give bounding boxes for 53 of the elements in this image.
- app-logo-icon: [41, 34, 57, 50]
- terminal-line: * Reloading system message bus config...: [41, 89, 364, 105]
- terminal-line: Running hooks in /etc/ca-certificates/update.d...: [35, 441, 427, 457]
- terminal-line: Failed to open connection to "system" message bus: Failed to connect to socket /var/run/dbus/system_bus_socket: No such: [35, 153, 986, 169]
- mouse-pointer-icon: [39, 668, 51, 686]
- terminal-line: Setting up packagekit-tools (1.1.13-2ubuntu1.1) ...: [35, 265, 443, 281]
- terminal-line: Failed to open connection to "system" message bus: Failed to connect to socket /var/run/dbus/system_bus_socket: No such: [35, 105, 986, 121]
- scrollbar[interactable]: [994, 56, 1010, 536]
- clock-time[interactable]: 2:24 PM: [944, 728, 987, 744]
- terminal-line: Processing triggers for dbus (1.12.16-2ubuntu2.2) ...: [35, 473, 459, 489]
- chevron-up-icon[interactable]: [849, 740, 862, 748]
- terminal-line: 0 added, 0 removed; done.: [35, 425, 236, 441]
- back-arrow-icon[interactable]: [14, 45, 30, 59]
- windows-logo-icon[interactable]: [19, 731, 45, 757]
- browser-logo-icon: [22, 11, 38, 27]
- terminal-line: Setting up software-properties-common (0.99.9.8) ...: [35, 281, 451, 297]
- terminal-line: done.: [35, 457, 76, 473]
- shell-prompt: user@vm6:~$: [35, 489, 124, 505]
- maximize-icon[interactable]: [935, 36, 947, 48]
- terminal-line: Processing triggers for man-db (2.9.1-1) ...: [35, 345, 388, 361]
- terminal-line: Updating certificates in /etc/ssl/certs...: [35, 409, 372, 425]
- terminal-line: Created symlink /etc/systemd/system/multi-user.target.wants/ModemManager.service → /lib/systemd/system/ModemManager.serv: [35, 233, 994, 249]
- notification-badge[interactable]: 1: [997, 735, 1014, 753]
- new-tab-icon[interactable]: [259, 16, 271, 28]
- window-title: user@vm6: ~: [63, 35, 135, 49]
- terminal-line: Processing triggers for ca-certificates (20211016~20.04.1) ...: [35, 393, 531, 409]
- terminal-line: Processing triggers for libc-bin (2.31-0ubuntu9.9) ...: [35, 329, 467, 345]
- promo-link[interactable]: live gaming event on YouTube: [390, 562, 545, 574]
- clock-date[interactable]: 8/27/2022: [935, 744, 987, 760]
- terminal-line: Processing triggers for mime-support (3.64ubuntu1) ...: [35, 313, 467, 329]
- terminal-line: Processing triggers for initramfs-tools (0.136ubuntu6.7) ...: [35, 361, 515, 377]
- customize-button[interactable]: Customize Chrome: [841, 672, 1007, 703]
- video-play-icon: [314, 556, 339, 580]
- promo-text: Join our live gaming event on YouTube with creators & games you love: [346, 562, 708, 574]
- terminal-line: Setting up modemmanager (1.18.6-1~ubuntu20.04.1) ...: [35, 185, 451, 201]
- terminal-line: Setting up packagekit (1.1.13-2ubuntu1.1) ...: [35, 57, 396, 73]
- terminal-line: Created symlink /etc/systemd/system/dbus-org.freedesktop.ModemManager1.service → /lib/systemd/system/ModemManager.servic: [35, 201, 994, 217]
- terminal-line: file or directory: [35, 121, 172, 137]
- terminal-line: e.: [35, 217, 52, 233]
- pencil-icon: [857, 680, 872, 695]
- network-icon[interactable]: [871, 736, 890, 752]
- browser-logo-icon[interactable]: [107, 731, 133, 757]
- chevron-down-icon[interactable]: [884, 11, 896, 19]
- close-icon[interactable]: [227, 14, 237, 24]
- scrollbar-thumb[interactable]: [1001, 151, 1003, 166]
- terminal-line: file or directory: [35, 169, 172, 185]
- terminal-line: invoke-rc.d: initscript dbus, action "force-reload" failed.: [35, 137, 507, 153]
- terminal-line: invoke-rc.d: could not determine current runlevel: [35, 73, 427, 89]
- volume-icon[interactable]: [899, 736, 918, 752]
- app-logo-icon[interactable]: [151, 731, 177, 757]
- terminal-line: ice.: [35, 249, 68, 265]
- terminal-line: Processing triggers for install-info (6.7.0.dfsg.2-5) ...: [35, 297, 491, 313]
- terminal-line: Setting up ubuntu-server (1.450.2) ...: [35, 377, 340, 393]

- [Your objective]: Turn the material above into a JSON list of strings, with each line as its own string and any blank lines left out.

- [Answer to the problem]:
[
  "give bounding boxes for 53 of the elements in this image.",
  "- app-logo-icon: [41, 34, 57, 50]",
  "- terminal-line: * Reloading system message bus config...: [41, 89, 364, 105]",
  "- terminal-line: Running hooks in /etc/ca-certificates/update.d...: [35, 441, 427, 457]",
  "- terminal-line: Failed to open connection to \"system\" message bus: Failed to connect to socket /var/run/dbus/system_bus_socket: No such: [35, 153, 986, 169]",
  "- mouse-pointer-icon: [39, 668, 51, 686]",
  "- terminal-line: Setting up packagekit-tools (1.1.13-2ubuntu1.1) ...: [35, 265, 443, 281]",
  "- terminal-line: Failed to open connection to \"system\" message bus: Failed to connect to socket /var/run/dbus/system_bus_socket: No such: [35, 105, 986, 121]",
  "- scrollbar[interactable]: [994, 56, 1010, 536]",
  "- clock-time[interactable]: 2:24 PM: [944, 728, 987, 744]",
  "- terminal-line: Processing triggers for dbus (1.12.16-2ubuntu2.2) ...: [35, 473, 459, 489]",
  "- chevron-up-icon[interactable]: [849, 740, 862, 748]",
  "- terminal-line: 0 added, 0 removed; done.: [35, 425, 236, 441]",
  "- back-arrow-icon[interactable]: [14, 45, 30, 59]",
  "- windows-logo-icon[interactable]: [19, 731, 45, 757]",
  "- browser-logo-icon: [22, 11, 38, 27]",
  "- terminal-line: Setting up software-properties-common (0.99.9.8) ...: [35, 281, 451, 297]",
  "- terminal-line: done.: [35, 457, 76, 473]",
  "- shell-prompt: user@vm6:~$: [35, 489, 124, 505]",
  "- maximize-icon[interactable]: [935, 36, 947, 48]",
  "- terminal-line: Processing triggers for man-db (2.9.1-1) ...: [35, 345, 388, 361]",
  "- terminal-line: Updating certificates in /etc/ssl/certs...: [35, 409, 372, 425]",
  "- terminal-line: Created symlink /etc/systemd/system/multi-user.target.wants/ModemManager.service → /lib/systemd/system/ModemManager.serv: [35, 233, 994, 249]",
  "- notification-badge[interactable]: 1: [997, 735, 1014, 753]",
  "- new-tab-icon[interactable]: [259, 16, 271, 28]",
  "- window-title: user@vm6: ~: [63, 35, 135, 49]",
  "- terminal-line: Processing triggers for ca-certificates (20211016~20.04.1) ...: [35, 393, 531, 409]",
  "- terminal-line: Processing triggers for libc-bin (2.31-0ubuntu9.9) ...: [35, 329, 467, 345]",
  "- promo-link[interactable]: live gaming event on YouTube: [390, 562, 545, 574]",
  "- clock-date[interactable]: 8/27/2022: [935, 744, 987, 760]",
  "- terminal-line: Processing triggers for mime-support (3.64ubuntu1) ...: [35, 313, 467, 329]",
  "- terminal-line: Processing triggers for initramfs-tools (0.136ubuntu6.7) ...: [35, 361, 515, 377]",
  "- customize-button[interactable]: Customize Chrome: [841, 672, 1007, 703]",
  "- video-play-icon: [314, 556, 339, 580]",
  "- promo-text: Join our live gaming event on YouTube with creators & games you love: [346, 562, 708, 574]",
  "- terminal-line: Setting up modemmanager (1.18.6-1~ubuntu20.04.1) ...: [35, 185, 451, 201]",
  "- terminal-line: Setting up packagekit (1.1.13-2ubuntu1.1) ...: [35, 57, 396, 73]",
  "- terminal-line: Created symlink /etc/systemd/system/dbus-org.freedesktop.ModemManager1.service → /lib/systemd/system/ModemManager.servic: [35, 201, 994, 217]",
  "- terminal-line: file or directory: [35, 121, 172, 137]",
  "- terminal-line: e.: [35, 217, 52, 233]",
  "- pencil-icon: [857, 680, 872, 695]",
  "- network-icon[interactable]: [871, 736, 890, 752]",
  "- browser-logo-icon[interactable]: [107, 731, 133, 757]",
  "- chevron-down-icon[interactable]: [884, 11, 896, 19]",
  "- close-icon[interactable]: [227, 14, 237, 24]",
  "- scrollbar-thumb[interactable]: [1001, 151, 1003, 166]",
  "- terminal-line: file or directory: [35, 169, 172, 185]",
  "- terminal-line: invoke-rc.d: initscript dbus, action \"force-reload\" failed.: [35, 137, 507, 153]",
  "- terminal-line: invoke-rc.d: could not determine current runlevel: [35, 73, 427, 89]",
  "- volume-icon[interactable]: [899, 736, 918, 752]",
  "- app-logo-icon[interactable]: [151, 731, 177, 757]",
  "- terminal-line: ice.: [35, 249, 68, 265]",
  "- terminal-line: Processing triggers for install-info (6.7.0.dfsg.2-5) ...: [35, 297, 491, 313]",
  "- terminal-line: Setting up ubuntu-server (1.450.2) ...: [35, 377, 340, 393]"
]